WRITTEN TASK: Reproduce the following records line for line, without changing a single character.

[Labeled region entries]
## BEGIN

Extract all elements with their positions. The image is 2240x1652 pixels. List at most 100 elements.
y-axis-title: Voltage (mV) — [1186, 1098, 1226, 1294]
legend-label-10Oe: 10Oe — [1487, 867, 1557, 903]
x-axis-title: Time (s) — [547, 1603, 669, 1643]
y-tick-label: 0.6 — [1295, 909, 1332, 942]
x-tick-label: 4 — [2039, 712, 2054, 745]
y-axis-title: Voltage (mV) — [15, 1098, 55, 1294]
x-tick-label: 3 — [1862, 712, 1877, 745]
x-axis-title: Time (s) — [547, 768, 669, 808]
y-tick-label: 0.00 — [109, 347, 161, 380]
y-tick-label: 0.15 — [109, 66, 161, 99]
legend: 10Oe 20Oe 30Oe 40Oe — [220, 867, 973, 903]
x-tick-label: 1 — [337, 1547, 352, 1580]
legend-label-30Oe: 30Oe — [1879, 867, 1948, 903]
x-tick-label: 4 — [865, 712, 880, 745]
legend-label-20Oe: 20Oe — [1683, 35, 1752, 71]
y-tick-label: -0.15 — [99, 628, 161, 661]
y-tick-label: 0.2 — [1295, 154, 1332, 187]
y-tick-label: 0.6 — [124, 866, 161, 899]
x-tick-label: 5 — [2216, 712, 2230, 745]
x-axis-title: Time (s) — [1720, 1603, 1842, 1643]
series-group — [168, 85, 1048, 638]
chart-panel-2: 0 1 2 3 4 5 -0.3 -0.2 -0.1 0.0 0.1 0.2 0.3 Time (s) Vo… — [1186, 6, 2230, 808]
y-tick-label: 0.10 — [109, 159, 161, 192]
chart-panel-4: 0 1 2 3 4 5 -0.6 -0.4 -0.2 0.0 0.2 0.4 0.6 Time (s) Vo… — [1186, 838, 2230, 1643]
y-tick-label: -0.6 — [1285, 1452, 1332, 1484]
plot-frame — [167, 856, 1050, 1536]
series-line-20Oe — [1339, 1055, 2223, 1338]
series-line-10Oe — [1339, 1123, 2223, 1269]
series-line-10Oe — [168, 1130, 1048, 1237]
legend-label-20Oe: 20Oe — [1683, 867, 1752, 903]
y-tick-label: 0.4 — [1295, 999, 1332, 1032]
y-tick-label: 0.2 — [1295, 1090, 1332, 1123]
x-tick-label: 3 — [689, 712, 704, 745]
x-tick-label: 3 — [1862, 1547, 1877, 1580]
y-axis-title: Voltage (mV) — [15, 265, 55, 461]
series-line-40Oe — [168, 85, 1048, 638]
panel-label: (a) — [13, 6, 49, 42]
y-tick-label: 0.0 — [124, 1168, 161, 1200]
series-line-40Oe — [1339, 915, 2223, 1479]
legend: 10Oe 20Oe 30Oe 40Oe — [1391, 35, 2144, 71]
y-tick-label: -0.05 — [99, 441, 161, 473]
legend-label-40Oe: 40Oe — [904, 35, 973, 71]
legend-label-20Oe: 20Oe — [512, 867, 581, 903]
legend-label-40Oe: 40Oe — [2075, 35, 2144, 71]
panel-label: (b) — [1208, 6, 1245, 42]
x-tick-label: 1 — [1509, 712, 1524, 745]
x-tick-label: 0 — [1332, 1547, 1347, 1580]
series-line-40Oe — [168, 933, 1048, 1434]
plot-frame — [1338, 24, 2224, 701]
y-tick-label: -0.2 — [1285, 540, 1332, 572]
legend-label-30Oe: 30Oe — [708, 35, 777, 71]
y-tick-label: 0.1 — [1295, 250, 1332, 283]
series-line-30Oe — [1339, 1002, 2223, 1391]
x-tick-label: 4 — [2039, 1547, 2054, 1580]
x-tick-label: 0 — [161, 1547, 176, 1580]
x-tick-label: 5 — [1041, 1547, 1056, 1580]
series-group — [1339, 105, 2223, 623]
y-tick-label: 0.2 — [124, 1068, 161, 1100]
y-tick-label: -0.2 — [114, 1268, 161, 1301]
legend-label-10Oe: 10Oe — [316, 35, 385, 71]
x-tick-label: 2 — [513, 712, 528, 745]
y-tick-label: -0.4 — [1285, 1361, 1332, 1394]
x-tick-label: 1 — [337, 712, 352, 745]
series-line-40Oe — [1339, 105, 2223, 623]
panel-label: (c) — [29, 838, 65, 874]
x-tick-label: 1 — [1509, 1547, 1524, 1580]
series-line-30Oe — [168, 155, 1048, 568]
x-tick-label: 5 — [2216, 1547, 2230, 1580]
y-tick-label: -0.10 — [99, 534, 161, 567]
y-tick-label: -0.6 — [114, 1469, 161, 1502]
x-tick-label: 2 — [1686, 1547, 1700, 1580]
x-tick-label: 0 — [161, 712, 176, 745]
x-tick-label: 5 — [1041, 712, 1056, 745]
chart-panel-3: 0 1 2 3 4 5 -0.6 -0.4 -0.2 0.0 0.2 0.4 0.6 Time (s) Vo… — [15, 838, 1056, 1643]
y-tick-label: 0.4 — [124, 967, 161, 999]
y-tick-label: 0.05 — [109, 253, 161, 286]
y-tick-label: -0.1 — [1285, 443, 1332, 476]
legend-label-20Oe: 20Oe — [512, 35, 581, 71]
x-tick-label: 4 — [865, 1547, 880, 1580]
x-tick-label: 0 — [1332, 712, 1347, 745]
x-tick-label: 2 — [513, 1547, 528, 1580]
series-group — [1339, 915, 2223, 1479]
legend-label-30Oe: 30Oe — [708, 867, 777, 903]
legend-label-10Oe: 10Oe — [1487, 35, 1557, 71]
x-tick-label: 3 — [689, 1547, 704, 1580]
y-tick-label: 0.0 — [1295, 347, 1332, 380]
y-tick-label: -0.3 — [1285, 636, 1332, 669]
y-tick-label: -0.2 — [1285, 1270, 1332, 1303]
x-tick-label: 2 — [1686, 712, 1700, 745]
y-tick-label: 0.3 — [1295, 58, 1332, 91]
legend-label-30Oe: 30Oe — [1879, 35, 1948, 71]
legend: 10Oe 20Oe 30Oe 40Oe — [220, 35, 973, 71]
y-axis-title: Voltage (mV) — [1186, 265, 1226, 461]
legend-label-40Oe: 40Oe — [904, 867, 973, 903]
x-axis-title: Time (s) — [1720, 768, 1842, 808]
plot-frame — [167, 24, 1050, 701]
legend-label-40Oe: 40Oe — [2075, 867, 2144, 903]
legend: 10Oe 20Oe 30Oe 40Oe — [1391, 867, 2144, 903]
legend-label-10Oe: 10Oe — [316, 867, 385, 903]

## END

OUTPUT OF THE TASK:
Extract all elements with their positions. The image is 2240x1652 pixels. List at most 100 elements.
y-axis-title: Voltage (mV) — [1186, 1098, 1226, 1294]
legend-label-10Oe: 10Oe — [1487, 867, 1557, 903]
x-axis-title: Time (s) — [547, 1603, 669, 1643]
y-tick-label: 0.6 — [1295, 909, 1332, 942]
x-tick-label: 4 — [2039, 712, 2054, 745]
y-axis-title: Voltage (mV) — [15, 1098, 55, 1294]
x-tick-label: 3 — [1862, 712, 1877, 745]
x-axis-title: Time (s) — [547, 768, 669, 808]
y-tick-label: 0.00 — [109, 347, 161, 380]
y-tick-label: 0.15 — [109, 66, 161, 99]
legend: 10Oe 20Oe 30Oe 40Oe — [220, 867, 973, 903]
x-tick-label: 1 — [337, 1547, 352, 1580]
legend-label-30Oe: 30Oe — [1879, 867, 1948, 903]
x-tick-label: 4 — [865, 712, 880, 745]
legend-label-20Oe: 20Oe — [1683, 35, 1752, 71]
y-tick-label: -0.15 — [99, 628, 161, 661]
y-tick-label: 0.2 — [1295, 154, 1332, 187]
y-tick-label: 0.6 — [124, 866, 161, 899]
x-tick-label: 5 — [2216, 712, 2230, 745]
x-axis-title: Time (s) — [1720, 1603, 1842, 1643]
series-group — [168, 85, 1048, 638]
chart-panel-2: 0 1 2 3 4 5 -0.3 -0.2 -0.1 0.0 0.1 0.2 0.3 Time (s) Vo… — [1186, 6, 2230, 808]
y-tick-label: 0.10 — [109, 159, 161, 192]
chart-panel-4: 0 1 2 3 4 5 -0.6 -0.4 -0.2 0.0 0.2 0.4 0.6 Time (s) Vo… — [1186, 838, 2230, 1643]
y-tick-label: -0.6 — [1285, 1452, 1332, 1484]
plot-frame — [167, 856, 1050, 1536]
series-line-20Oe — [1339, 1055, 2223, 1338]
series-line-10Oe — [1339, 1123, 2223, 1269]
series-line-10Oe — [168, 1130, 1048, 1237]
legend-label-20Oe: 20Oe — [1683, 867, 1752, 903]
y-tick-label: 0.4 — [1295, 999, 1332, 1032]
y-tick-label: 0.2 — [1295, 1090, 1332, 1123]
x-tick-label: 3 — [689, 712, 704, 745]
x-tick-label: 3 — [1862, 1547, 1877, 1580]
y-axis-title: Voltage (mV) — [15, 265, 55, 461]
series-line-40Oe — [168, 85, 1048, 638]
panel-label: (a) — [13, 6, 49, 42]
y-tick-label: 0.0 — [124, 1168, 161, 1200]
series-line-40Oe — [1339, 915, 2223, 1479]
legend: 10Oe 20Oe 30Oe 40Oe — [1391, 35, 2144, 71]
y-tick-label: -0.05 — [99, 441, 161, 473]
legend-label-40Oe: 40Oe — [904, 35, 973, 71]
legend-label-20Oe: 20Oe — [512, 867, 581, 903]
legend-label-40Oe: 40Oe — [2075, 35, 2144, 71]
panel-label: (b) — [1208, 6, 1245, 42]
x-tick-label: 1 — [1509, 712, 1524, 745]
x-tick-label: 0 — [1332, 1547, 1347, 1580]
series-line-40Oe — [168, 933, 1048, 1434]
plot-frame — [1338, 24, 2224, 701]
y-tick-label: -0.2 — [1285, 540, 1332, 572]
legend-label-30Oe: 30Oe — [708, 35, 777, 71]
y-tick-label: 0.1 — [1295, 250, 1332, 283]
series-line-30Oe — [1339, 1002, 2223, 1391]
x-tick-label: 4 — [2039, 1547, 2054, 1580]
x-tick-label: 0 — [161, 1547, 176, 1580]
x-tick-label: 5 — [1041, 1547, 1056, 1580]
series-group — [1339, 105, 2223, 623]
y-tick-label: 0.2 — [124, 1068, 161, 1100]
y-tick-label: -0.2 — [114, 1268, 161, 1301]
legend-label-10Oe: 10Oe — [316, 35, 385, 71]
x-tick-label: 2 — [513, 712, 528, 745]
y-tick-label: -0.4 — [1285, 1361, 1332, 1394]
x-tick-label: 1 — [337, 712, 352, 745]
series-line-40Oe — [1339, 105, 2223, 623]
panel-label: (c) — [29, 838, 65, 874]
x-tick-label: 1 — [1509, 1547, 1524, 1580]
series-line-30Oe — [168, 155, 1048, 568]
x-tick-label: 5 — [2216, 1547, 2230, 1580]
y-tick-label: -0.10 — [99, 534, 161, 567]
y-tick-label: -0.6 — [114, 1469, 161, 1502]
x-tick-label: 2 — [1686, 1547, 1700, 1580]
x-tick-label: 0 — [161, 712, 176, 745]
x-tick-label: 5 — [1041, 712, 1056, 745]
chart-panel-3: 0 1 2 3 4 5 -0.6 -0.4 -0.2 0.0 0.2 0.4 0.6 Time (s) Vo… — [15, 838, 1056, 1643]
y-tick-label: 0.4 — [124, 967, 161, 999]
y-tick-label: 0.05 — [109, 253, 161, 286]
y-tick-label: -0.1 — [1285, 443, 1332, 476]
legend-label-20Oe: 20Oe — [512, 35, 581, 71]
x-tick-label: 4 — [865, 1547, 880, 1580]
x-tick-label: 0 — [1332, 712, 1347, 745]
x-tick-label: 2 — [513, 1547, 528, 1580]
series-group — [1339, 915, 2223, 1479]
legend-label-30Oe: 30Oe — [708, 867, 777, 903]
legend-label-10Oe: 10Oe — [1487, 35, 1557, 71]
x-tick-label: 3 — [689, 1547, 704, 1580]
y-tick-label: 0.0 — [1295, 347, 1332, 380]
y-tick-label: -0.3 — [1285, 636, 1332, 669]
y-tick-label: -0.2 — [1285, 1270, 1332, 1303]
x-tick-label: 2 — [1686, 712, 1700, 745]
y-tick-label: 0.3 — [1295, 58, 1332, 91]
legend-label-30Oe: 30Oe — [1879, 35, 1948, 71]
legend: 10Oe 20Oe 30Oe 40Oe — [220, 35, 973, 71]
y-axis-title: Voltage (mV) — [1186, 265, 1226, 461]
legend-label-40Oe: 40Oe — [904, 867, 973, 903]
x-axis-title: Time (s) — [1720, 768, 1842, 808]
plot-frame — [167, 24, 1050, 701]
legend-label-40Oe: 40Oe — [2075, 867, 2144, 903]
legend: 10Oe 20Oe 30Oe 40Oe — [1391, 867, 2144, 903]
legend-label-10Oe: 10Oe — [316, 867, 385, 903]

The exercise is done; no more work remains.